# Prompt
Without including the pictures, copy out every line below.

--- begin Provided data ---

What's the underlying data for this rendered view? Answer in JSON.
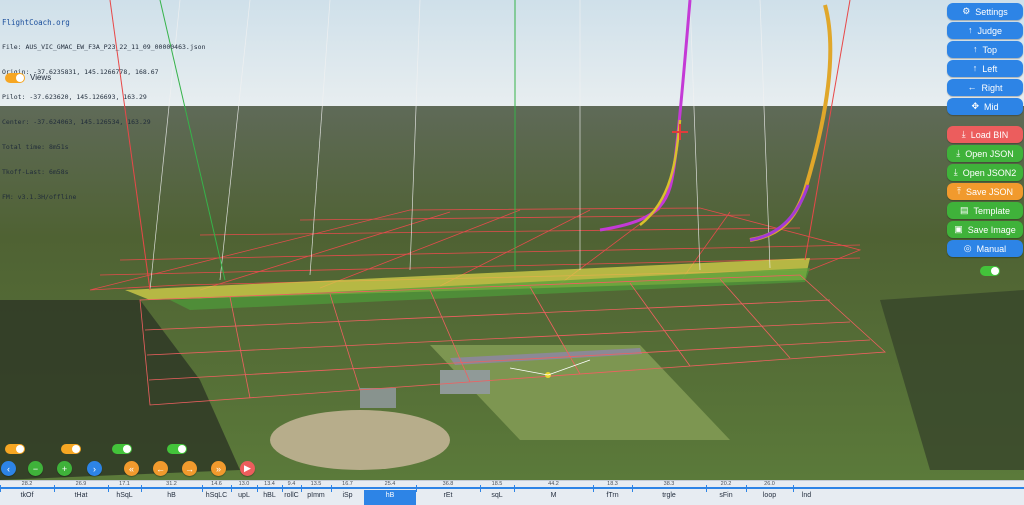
{
  "info": {
    "brand": "FlightCoach.org",
    "lines": [
      "File: AUS_VIC_GMAC_EW_F3A_P23_22_11_09_00000463.json",
      "Origin: -37.6235831, 145.1266778, 168.67",
      "Pilot: -37.623620, 145.126693, 163.29",
      "Center: -37.624063, 145.126534, 163.29",
      "Total time: 8m51s",
      "Tkoff-Last: 6m58s",
      "FM: v3.1.3H/offline"
    ]
  },
  "views_label": "Views",
  "panel": {
    "settings": "Settings",
    "judge": "Judge",
    "top": "Top",
    "left": "Left",
    "right": "Right",
    "mid": "Mid",
    "load_bin": "Load BIN",
    "open_json": "Open JSON",
    "open_json2": "Open JSON2",
    "save_json": "Save JSON",
    "template": "Template",
    "save_image": "Save Image",
    "manual": "Manual"
  },
  "icons": {
    "settings": "gear-icon",
    "judge": "arrow-up-icon",
    "top": "arrow-up-icon",
    "left": "arrow-up-icon",
    "right": "arrow-left-icon",
    "mid": "move-icon",
    "load_bin": "download-icon",
    "open_json": "download-icon",
    "open_json2": "download-icon",
    "save_json": "upload-icon",
    "template": "document-icon",
    "save_image": "image-icon",
    "manual": "lifebuoy-icon"
  },
  "colors": {
    "accent_blue": "#2d84e6",
    "red": "#ec5d5d",
    "green": "#3fb23a",
    "orange": "#f19a2d"
  },
  "timeline": {
    "segments": [
      {
        "name": "tkOf",
        "value": "28.2"
      },
      {
        "name": "tHat",
        "value": "26.9"
      },
      {
        "name": "hSqL",
        "value": "17.1"
      },
      {
        "name": "hB",
        "value": "31.2"
      },
      {
        "name": "hSqLC",
        "value": "14.6"
      },
      {
        "name": "upL",
        "value": "13.0"
      },
      {
        "name": "hBL",
        "value": "13.4"
      },
      {
        "name": "rollC",
        "value": "9.4"
      },
      {
        "name": "pImm",
        "value": "13.5"
      },
      {
        "name": "iSp",
        "value": "16.7"
      },
      {
        "name": "hB",
        "value": "25.4"
      },
      {
        "name": "rEt",
        "value": "36.8"
      },
      {
        "name": "sqL",
        "value": "18.5"
      },
      {
        "name": "M",
        "value": "44.2"
      },
      {
        "name": "fTrn",
        "value": "18.3"
      },
      {
        "name": "trgle",
        "value": "38.3"
      },
      {
        "name": "sFin",
        "value": "20.2"
      },
      {
        "name": "loop",
        "value": "26.0"
      },
      {
        "name": "lnd",
        "value": ""
      }
    ],
    "selected_index": 10
  }
}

--- end Provided data ---

# Output for this exercise
What's the underlying data for this rendered view? Answer in JSON.
{
  "info": {
    "brand": "FlightCoach.org",
    "lines": [
      "File: AUS_VIC_GMAC_EW_F3A_P23_22_11_09_00000463.json",
      "Origin: -37.6235831, 145.1266778, 168.67",
      "Pilot: -37.623620, 145.126693, 163.29",
      "Center: -37.624063, 145.126534, 163.29",
      "Total time: 8m51s",
      "Tkoff-Last: 6m58s",
      "FM: v3.1.3H/offline"
    ]
  },
  "views_label": "Views",
  "panel": {
    "settings": "Settings",
    "judge": "Judge",
    "top": "Top",
    "left": "Left",
    "right": "Right",
    "mid": "Mid",
    "load_bin": "Load BIN",
    "open_json": "Open JSON",
    "open_json2": "Open JSON2",
    "save_json": "Save JSON",
    "template": "Template",
    "save_image": "Save Image",
    "manual": "Manual"
  },
  "icons": {
    "settings": "gear-icon",
    "judge": "arrow-up-icon",
    "top": "arrow-up-icon",
    "left": "arrow-up-icon",
    "right": "arrow-left-icon",
    "mid": "move-icon",
    "load_bin": "download-icon",
    "open_json": "download-icon",
    "open_json2": "download-icon",
    "save_json": "upload-icon",
    "template": "document-icon",
    "save_image": "image-icon",
    "manual": "lifebuoy-icon"
  },
  "colors": {
    "accent_blue": "#2d84e6",
    "red": "#ec5d5d",
    "green": "#3fb23a",
    "orange": "#f19a2d"
  },
  "timeline": {
    "segments": [
      {
        "name": "tkOf",
        "value": "28.2"
      },
      {
        "name": "tHat",
        "value": "26.9"
      },
      {
        "name": "hSqL",
        "value": "17.1"
      },
      {
        "name": "hB",
        "value": "31.2"
      },
      {
        "name": "hSqLC",
        "value": "14.6"
      },
      {
        "name": "upL",
        "value": "13.0"
      },
      {
        "name": "hBL",
        "value": "13.4"
      },
      {
        "name": "rollC",
        "value": "9.4"
      },
      {
        "name": "pImm",
        "value": "13.5"
      },
      {
        "name": "iSp",
        "value": "16.7"
      },
      {
        "name": "hB",
        "value": "25.4"
      },
      {
        "name": "rEt",
        "value": "36.8"
      },
      {
        "name": "sqL",
        "value": "18.5"
      },
      {
        "name": "M",
        "value": "44.2"
      },
      {
        "name": "fTrn",
        "value": "18.3"
      },
      {
        "name": "trgle",
        "value": "38.3"
      },
      {
        "name": "sFin",
        "value": "20.2"
      },
      {
        "name": "loop",
        "value": "26.0"
      },
      {
        "name": "lnd",
        "value": ""
      }
    ],
    "selected_index": 10
  }
}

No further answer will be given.